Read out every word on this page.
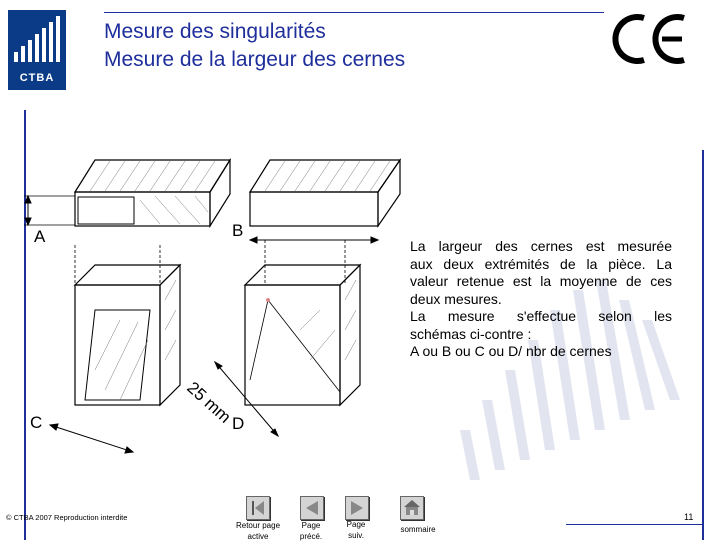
CTBA
Mesure des singularités
Mesure de la largeur des cernes
A	B
C	D
25 mm
La largeur des cernes est mesurée
aux deux extrémités de la pièce. La
valeur retenue est la moyenne de ces
deux mesures.
La mesure s'effectue selon les
schémas ci-contre :
A ou B ou C ou D/ nbr de cernes
© CTBA 2007 Reproduction interdite
Retour page
active
Page
précé.
Page
suiv.
sommaire
11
-------------------------
# WHAT IS BEING ASKED:
None of the pictures should appear; repeat the records exactly otherwise.

# ANSWER TO THIS EXERCISE:
Read out every word on this page.
CTBA
Mesure des singularités
Mesure de la largeur des cernes
A	B
C	D
25 mm
La largeur des cernes est mesurée
aux deux extrémités de la pièce. La
valeur retenue est la moyenne de ces
deux mesures.
La mesure s'effectue selon les
schémas ci-contre :
A ou B ou C ou D/ nbr de cernes
© CTBA 2007 Reproduction interdite
Retour page
active
Page
précé.
Page
suiv.
sommaire
11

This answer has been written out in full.